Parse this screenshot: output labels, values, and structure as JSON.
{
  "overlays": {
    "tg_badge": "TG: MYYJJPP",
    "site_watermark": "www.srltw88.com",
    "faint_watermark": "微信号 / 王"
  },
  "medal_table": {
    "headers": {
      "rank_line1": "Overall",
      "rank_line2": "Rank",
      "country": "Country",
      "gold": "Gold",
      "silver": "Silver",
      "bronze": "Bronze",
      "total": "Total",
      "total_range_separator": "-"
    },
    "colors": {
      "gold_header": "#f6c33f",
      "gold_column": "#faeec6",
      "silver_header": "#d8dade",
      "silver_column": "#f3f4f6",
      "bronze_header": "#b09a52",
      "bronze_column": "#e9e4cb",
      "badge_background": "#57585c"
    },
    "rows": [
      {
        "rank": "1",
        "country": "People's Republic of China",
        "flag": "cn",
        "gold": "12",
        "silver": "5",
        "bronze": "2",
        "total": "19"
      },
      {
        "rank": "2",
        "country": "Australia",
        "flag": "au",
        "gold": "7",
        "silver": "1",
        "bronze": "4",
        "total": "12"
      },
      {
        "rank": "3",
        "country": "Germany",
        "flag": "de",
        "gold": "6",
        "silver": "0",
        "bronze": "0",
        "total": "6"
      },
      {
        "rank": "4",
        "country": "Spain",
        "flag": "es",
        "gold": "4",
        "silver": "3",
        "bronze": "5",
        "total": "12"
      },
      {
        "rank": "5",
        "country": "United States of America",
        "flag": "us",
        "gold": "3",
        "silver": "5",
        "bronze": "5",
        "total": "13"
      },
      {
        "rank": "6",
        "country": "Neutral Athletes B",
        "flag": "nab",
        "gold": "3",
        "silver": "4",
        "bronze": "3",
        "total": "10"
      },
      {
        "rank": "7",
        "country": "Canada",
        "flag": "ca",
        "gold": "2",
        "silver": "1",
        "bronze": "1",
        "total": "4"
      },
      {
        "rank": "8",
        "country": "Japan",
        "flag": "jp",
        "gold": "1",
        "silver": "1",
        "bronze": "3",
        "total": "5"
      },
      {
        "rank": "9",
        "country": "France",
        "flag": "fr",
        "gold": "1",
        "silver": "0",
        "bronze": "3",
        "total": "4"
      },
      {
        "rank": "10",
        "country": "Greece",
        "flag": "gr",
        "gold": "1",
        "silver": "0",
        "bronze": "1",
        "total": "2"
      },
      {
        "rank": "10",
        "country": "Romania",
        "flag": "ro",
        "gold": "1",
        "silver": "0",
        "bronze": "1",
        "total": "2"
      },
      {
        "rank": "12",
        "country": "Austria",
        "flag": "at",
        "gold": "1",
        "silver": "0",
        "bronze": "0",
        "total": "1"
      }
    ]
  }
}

——————————

The exercise ->
Print the material above once more, exactly.

Answer to the problem ->
Parse this screenshot: output labels, values, and structure as JSON.
{
  "overlays": {
    "tg_badge": "TG: MYYJJPP",
    "site_watermark": "www.srltw88.com",
    "faint_watermark": "微信号 / 王"
  },
  "medal_table": {
    "headers": {
      "rank_line1": "Overall",
      "rank_line2": "Rank",
      "country": "Country",
      "gold": "Gold",
      "silver": "Silver",
      "bronze": "Bronze",
      "total": "Total",
      "total_range_separator": "-"
    },
    "colors": {
      "gold_header": "#f6c33f",
      "gold_column": "#faeec6",
      "silver_header": "#d8dade",
      "silver_column": "#f3f4f6",
      "bronze_header": "#b09a52",
      "bronze_column": "#e9e4cb",
      "badge_background": "#57585c"
    },
    "rows": [
      {
        "rank": "1",
        "country": "People's Republic of China",
        "flag": "cn",
        "gold": "12",
        "silver": "5",
        "bronze": "2",
        "total": "19"
      },
      {
        "rank": "2",
        "country": "Australia",
        "flag": "au",
        "gold": "7",
        "silver": "1",
        "bronze": "4",
        "total": "12"
      },
      {
        "rank": "3",
        "country": "Germany",
        "flag": "de",
        "gold": "6",
        "silver": "0",
        "bronze": "0",
        "total": "6"
      },
      {
        "rank": "4",
        "country": "Spain",
        "flag": "es",
        "gold": "4",
        "silver": "3",
        "bronze": "5",
        "total": "12"
      },
      {
        "rank": "5",
        "country": "United States of America",
        "flag": "us",
        "gold": "3",
        "silver": "5",
        "bronze": "5",
        "total": "13"
      },
      {
        "rank": "6",
        "country": "Neutral Athletes B",
        "flag": "nab",
        "gold": "3",
        "silver": "4",
        "bronze": "3",
        "total": "10"
      },
      {
        "rank": "7",
        "country": "Canada",
        "flag": "ca",
        "gold": "2",
        "silver": "1",
        "bronze": "1",
        "total": "4"
      },
      {
        "rank": "8",
        "country": "Japan",
        "flag": "jp",
        "gold": "1",
        "silver": "1",
        "bronze": "3",
        "total": "5"
      },
      {
        "rank": "9",
        "country": "France",
        "flag": "fr",
        "gold": "1",
        "silver": "0",
        "bronze": "3",
        "total": "4"
      },
      {
        "rank": "10",
        "country": "Greece",
        "flag": "gr",
        "gold": "1",
        "silver": "0",
        "bronze": "1",
        "total": "2"
      },
      {
        "rank": "10",
        "country": "Romania",
        "flag": "ro",
        "gold": "1",
        "silver": "0",
        "bronze": "1",
        "total": "2"
      },
      {
        "rank": "12",
        "country": "Austria",
        "flag": "at",
        "gold": "1",
        "silver": "0",
        "bronze": "0",
        "total": "1"
      }
    ]
  }
}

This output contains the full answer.